• What is expected: Only the pictures are omitted; repeat all other data exactly.
--- Begin ---
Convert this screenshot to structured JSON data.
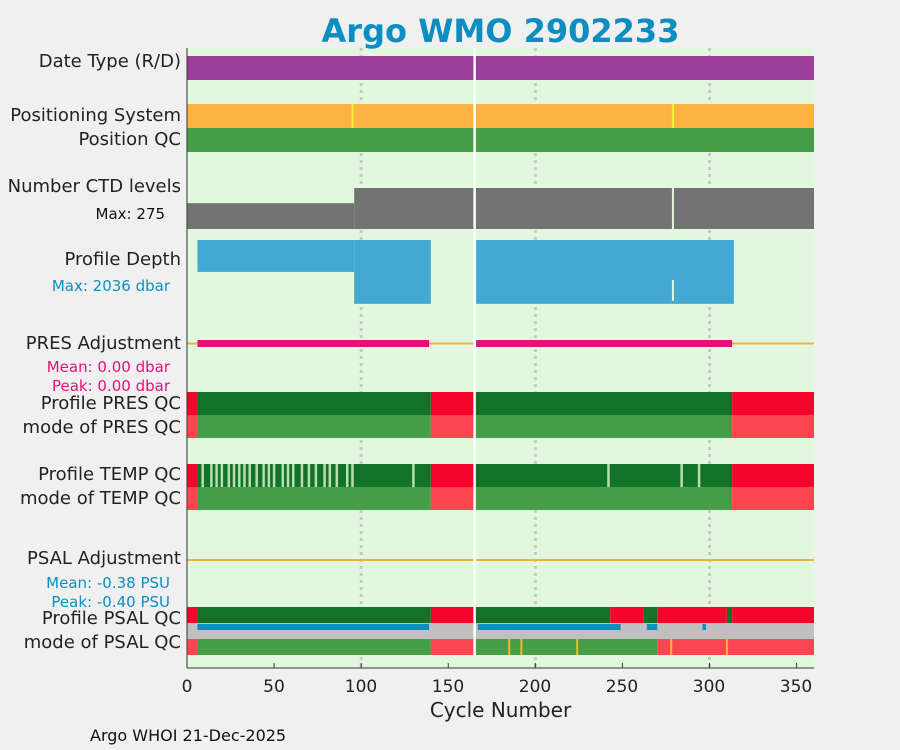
{
  "chart_data": {
    "type": "bar",
    "title": "Argo WMO 2902233",
    "xlabel": "Cycle Number",
    "xlim": [
      0,
      360
    ],
    "xticks": [
      "0",
      "50",
      "100",
      "150",
      "200",
      "250",
      "300",
      "350"
    ],
    "grid_x": [
      100,
      200,
      300
    ],
    "rows": [
      {
        "label": "Date Type (R/D)",
        "segments": [
          {
            "start": 0,
            "end": 360,
            "color": "#9b3f9a"
          }
        ]
      },
      {
        "label": "Positioning System",
        "segments": [
          {
            "start": 0,
            "end": 360,
            "color": "#fdb342"
          }
        ],
        "marks": [
          {
            "x": 95,
            "color": "#f3f03a"
          },
          {
            "x": 279,
            "color": "#f3f03a"
          }
        ]
      },
      {
        "label": "Position QC",
        "segments": [
          {
            "start": 0,
            "end": 360,
            "color": "#489d48"
          }
        ]
      },
      {
        "label": "Number CTD levels",
        "stat_label": "Max: 275",
        "stat_color": "#111111",
        "values_approx": [
          {
            "start": 0,
            "end": 96,
            "value": 145
          },
          {
            "start": 96,
            "end": 360,
            "value": 230
          }
        ],
        "max": 275,
        "color": "#737373",
        "gaps": [
          279
        ]
      },
      {
        "label": "Profile Depth",
        "stat_label": "Max: 2036 dbar",
        "stat_color": "#0c8fc0",
        "values_approx": [
          {
            "start": 6,
            "end": 96,
            "value": 1000
          },
          {
            "start": 96,
            "end": 140,
            "value": 2000
          },
          {
            "start": 166,
            "end": 314,
            "value": 2000
          }
        ],
        "max": 2036,
        "color": "#43a9d2",
        "gaps": [
          279
        ]
      },
      {
        "label": "PRES Adjustment",
        "stat_lines": [
          "Mean: 0.00 dbar",
          "Peak: 0.00 dbar"
        ],
        "stat_color": "#e3117a",
        "mean": 0.0,
        "peak": 0.0,
        "zero_line_color": "#f0b040",
        "segments": [
          {
            "start": 6,
            "end": 139,
            "color": "#e3117a"
          },
          {
            "start": 166,
            "end": 313,
            "color": "#e3117a"
          }
        ]
      },
      {
        "label": "Profile PRES QC",
        "segments": [
          {
            "start": 0,
            "end": 6,
            "color": "#f5042c"
          },
          {
            "start": 6,
            "end": 140,
            "color": "#127328"
          },
          {
            "start": 140,
            "end": 165,
            "color": "#f5042c"
          },
          {
            "start": 165,
            "end": 313,
            "color": "#127328"
          },
          {
            "start": 313,
            "end": 360,
            "color": "#f5042c"
          }
        ]
      },
      {
        "label": "mode of PRES QC",
        "segments": [
          {
            "start": 0,
            "end": 6,
            "color": "#fc4550"
          },
          {
            "start": 6,
            "end": 140,
            "color": "#489d48"
          },
          {
            "start": 140,
            "end": 165,
            "color": "#fc4550"
          },
          {
            "start": 165,
            "end": 313,
            "color": "#489d48"
          },
          {
            "start": 313,
            "end": 360,
            "color": "#fc4550"
          }
        ]
      },
      {
        "label": "Profile TEMP QC",
        "segments": [
          {
            "start": 0,
            "end": 6,
            "color": "#f5042c"
          },
          {
            "start": 6,
            "end": 140,
            "color": "#127328"
          },
          {
            "start": 140,
            "end": 165,
            "color": "#f5042c"
          },
          {
            "start": 165,
            "end": 313,
            "color": "#127328"
          },
          {
            "start": 313,
            "end": 360,
            "color": "#f5042c"
          }
        ],
        "marks_color": "#b7ddb0",
        "marks": [
          9,
          14,
          17,
          20,
          24,
          27,
          30,
          33,
          36,
          40,
          44,
          47,
          50,
          55,
          58,
          61,
          66,
          70,
          74,
          79,
          82,
          86,
          92,
          95,
          130,
          242,
          284,
          294
        ]
      },
      {
        "label": "mode of TEMP QC",
        "segments": [
          {
            "start": 0,
            "end": 6,
            "color": "#fc4550"
          },
          {
            "start": 6,
            "end": 140,
            "color": "#489d48"
          },
          {
            "start": 140,
            "end": 165,
            "color": "#fc4550"
          },
          {
            "start": 165,
            "end": 313,
            "color": "#489d48"
          },
          {
            "start": 313,
            "end": 360,
            "color": "#fc4550"
          }
        ]
      },
      {
        "label": "PSAL Adjustment",
        "stat_lines": [
          "Mean: -0.38 PSU",
          "Peak: -0.40 PSU"
        ],
        "stat_color": "#0c8fc0",
        "mean": -0.38,
        "peak": -0.4,
        "zero_line_color": "#f0b040"
      },
      {
        "label": "Profile PSAL QC",
        "segments": [
          {
            "start": 0,
            "end": 6,
            "color": "#f5042c"
          },
          {
            "start": 6,
            "end": 140,
            "color": "#127328"
          },
          {
            "start": 140,
            "end": 165,
            "color": "#f5042c"
          },
          {
            "start": 165,
            "end": 243,
            "color": "#127328"
          },
          {
            "start": 243,
            "end": 262,
            "color": "#f5042c"
          },
          {
            "start": 262,
            "end": 270,
            "color": "#127328"
          },
          {
            "start": 270,
            "end": 310,
            "color": "#f5042c"
          },
          {
            "start": 310,
            "end": 313,
            "color": "#127328"
          },
          {
            "start": 313,
            "end": 360,
            "color": "#f5042c"
          }
        ]
      },
      {
        "label": "",
        "segments": [
          {
            "start": 0,
            "end": 360,
            "color": "#c0c0c0"
          }
        ],
        "marks_color": "#0c8fc0",
        "marks": [
          {
            "start": 6,
            "end": 139
          },
          {
            "start": 167,
            "end": 249
          },
          {
            "start": 264,
            "end": 270
          },
          {
            "start": 296,
            "end": 298
          }
        ]
      },
      {
        "label": "mode of PSAL QC",
        "segments": [
          {
            "start": 0,
            "end": 6,
            "color": "#fc4550"
          },
          {
            "start": 6,
            "end": 140,
            "color": "#489d48"
          },
          {
            "start": 140,
            "end": 165,
            "color": "#fc4550"
          },
          {
            "start": 165,
            "end": 270,
            "color": "#489d48"
          },
          {
            "start": 270,
            "end": 360,
            "color": "#fc4550"
          }
        ],
        "marks_color": "#f3b632",
        "marks": [
          185,
          192,
          224,
          278,
          310
        ]
      }
    ],
    "gap_cycle": 165,
    "plot_bg": "#e2f8de"
  },
  "footer": "Argo WHOI 21-Dec-2025"
}
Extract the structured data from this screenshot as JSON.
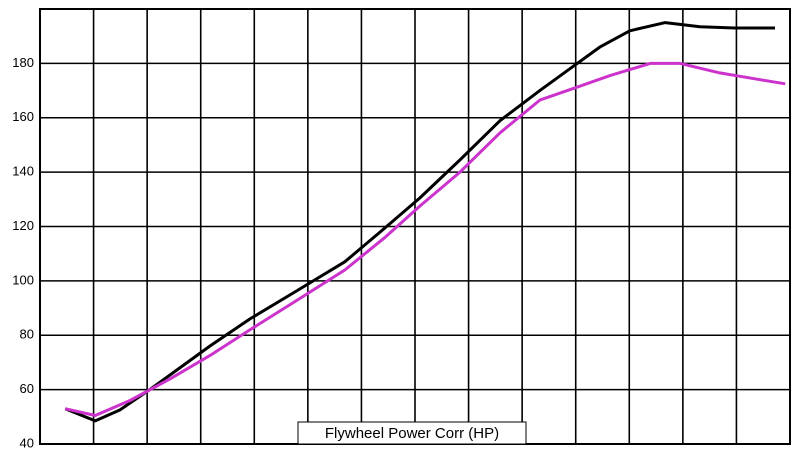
--- End ---
• Exercise response:
Convert this screenshot to structured JSON data.
{
  "chart_data": {
    "type": "bar",
    "title": "Argo WMO 2902233",
    "xlabel": "Cycle Number",
    "xlim": [
      0,
      360
    ],
    "xticks": [
      "0",
      "50",
      "100",
      "150",
      "200",
      "250",
      "300",
      "350"
    ],
    "grid_x": [
      100,
      200,
      300
    ],
    "rows": [
      {
        "label": "Date Type (R/D)",
        "segments": [
          {
            "start": 0,
            "end": 360,
            "color": "#9b3f9a"
          }
        ]
      },
      {
        "label": "Positioning System",
        "segments": [
          {
            "start": 0,
            "end": 360,
            "color": "#fdb342"
          }
        ],
        "marks": [
          {
            "x": 95,
            "color": "#f3f03a"
          },
          {
            "x": 279,
            "color": "#f3f03a"
          }
        ]
      },
      {
        "label": "Position QC",
        "segments": [
          {
            "start": 0,
            "end": 360,
            "color": "#489d48"
          }
        ]
      },
      {
        "label": "Number CTD levels",
        "stat_label": "Max: 275",
        "stat_color": "#111111",
        "values_approx": [
          {
            "start": 0,
            "end": 96,
            "value": 145
          },
          {
            "start": 96,
            "end": 360,
            "value": 230
          }
        ],
        "max": 275,
        "color": "#737373",
        "gaps": [
          279
        ]
      },
      {
        "label": "Profile Depth",
        "stat_label": "Max: 2036 dbar",
        "stat_color": "#0c8fc0",
        "values_approx": [
          {
            "start": 6,
            "end": 96,
            "value": 1000
          },
          {
            "start": 96,
            "end": 140,
            "value": 2000
          },
          {
            "start": 166,
            "end": 314,
            "value": 2000
          }
        ],
        "max": 2036,
        "color": "#43a9d2",
        "gaps": [
          279
        ]
      },
      {
        "label": "PRES Adjustment",
        "stat_lines": [
          "Mean: 0.00 dbar",
          "Peak: 0.00 dbar"
        ],
        "stat_color": "#e3117a",
        "mean": 0.0,
        "peak": 0.0,
        "zero_line_color": "#f0b040",
        "segments": [
          {
            "start": 6,
            "end": 139,
            "color": "#e3117a"
          },
          {
            "start": 166,
            "end": 313,
            "color": "#e3117a"
          }
        ]
      },
      {
        "label": "Profile PRES QC",
        "segments": [
          {
            "start": 0,
            "end": 6,
            "color": "#f5042c"
          },
          {
            "start": 6,
            "end": 140,
            "color": "#127328"
          },
          {
            "start": 140,
            "end": 165,
            "color": "#f5042c"
          },
          {
            "start": 165,
            "end": 313,
            "color": "#127328"
          },
          {
            "start": 313,
            "end": 360,
            "color": "#f5042c"
          }
        ]
      },
      {
        "label": "mode of PRES QC",
        "segments": [
          {
            "start": 0,
            "end": 6,
            "color": "#fc4550"
          },
          {
            "start": 6,
            "end": 140,
            "color": "#489d48"
          },
          {
            "start": 140,
            "end": 165,
            "color": "#fc4550"
          },
          {
            "start": 165,
            "end": 313,
            "color": "#489d48"
          },
          {
            "start": 313,
            "end": 360,
            "color": "#fc4550"
          }
        ]
      },
      {
        "label": "Profile TEMP QC",
        "segments": [
          {
            "start": 0,
            "end": 6,
            "color": "#f5042c"
          },
          {
            "start": 6,
            "end": 140,
            "color": "#127328"
          },
          {
            "start": 140,
            "end": 165,
            "color": "#f5042c"
          },
          {
            "start": 165,
            "end": 313,
            "color": "#127328"
          },
          {
            "start": 313,
            "end": 360,
            "color": "#f5042c"
          }
        ],
        "marks_color": "#b7ddb0",
        "marks": [
          9,
          14,
          17,
          20,
          24,
          27,
          30,
          33,
          36,
          40,
          44,
          47,
          50,
          55,
          58,
          61,
          66,
          70,
          74,
          79,
          82,
          86,
          92,
          95,
          130,
          242,
          284,
          294
        ]
      },
      {
        "label": "mode of TEMP QC",
        "segments": [
          {
            "start": 0,
            "end": 6,
            "color": "#fc4550"
          },
          {
            "start": 6,
            "end": 140,
            "color": "#489d48"
          },
          {
            "start": 140,
            "end": 165,
            "color": "#fc4550"
          },
          {
            "start": 165,
            "end": 313,
            "color": "#489d48"
          },
          {
            "start": 313,
            "end": 360,
            "color": "#fc4550"
          }
        ]
      },
      {
        "label": "PSAL Adjustment",
        "stat_lines": [
          "Mean: -0.38 PSU",
          "Peak: -0.40 PSU"
        ],
        "stat_color": "#0c8fc0",
        "mean": -0.38,
        "peak": -0.4,
        "zero_line_color": "#f0b040"
      },
      {
        "label": "Profile PSAL QC",
        "segments": [
          {
            "start": 0,
            "end": 6,
            "color": "#f5042c"
          },
          {
            "start": 6,
            "end": 140,
            "color": "#127328"
          },
          {
            "start": 140,
            "end": 165,
            "color": "#f5042c"
          },
          {
            "start": 165,
            "end": 243,
            "color": "#127328"
          },
          {
            "start": 243,
            "end": 262,
            "color": "#f5042c"
          },
          {
            "start": 262,
            "end": 270,
            "color": "#127328"
          },
          {
            "start": 270,
            "end": 310,
            "color": "#f5042c"
          },
          {
            "start": 310,
            "end": 313,
            "color": "#127328"
          },
          {
            "start": 313,
            "end": 360,
            "color": "#f5042c"
          }
        ]
      },
      {
        "label": "",
        "segments": [
          {
            "start": 0,
            "end": 360,
            "color": "#c0c0c0"
          }
        ],
        "marks_color": "#0c8fc0",
        "marks": [
          {
            "start": 6,
            "end": 139
          },
          {
            "start": 167,
            "end": 249
          },
          {
            "start": 264,
            "end": 270
          },
          {
            "start": 296,
            "end": 298
          }
        ]
      },
      {
        "label": "mode of PSAL QC",
        "segments": [
          {
            "start": 0,
            "end": 6,
            "color": "#fc4550"
          },
          {
            "start": 6,
            "end": 140,
            "color": "#489d48"
          },
          {
            "start": 140,
            "end": 165,
            "color": "#fc4550"
          },
          {
            "start": 165,
            "end": 270,
            "color": "#489d48"
          },
          {
            "start": 270,
            "end": 360,
            "color": "#fc4550"
          }
        ],
        "marks_color": "#f3b632",
        "marks": [
          185,
          192,
          224,
          278,
          310
        ]
      }
    ],
    "gap_cycle": 165,
    "plot_bg": "#e2f8de"
  },
  "footer": "Argo WHOI 21-Dec-2025"
}
Extract the structured data from this screenshot as JSON.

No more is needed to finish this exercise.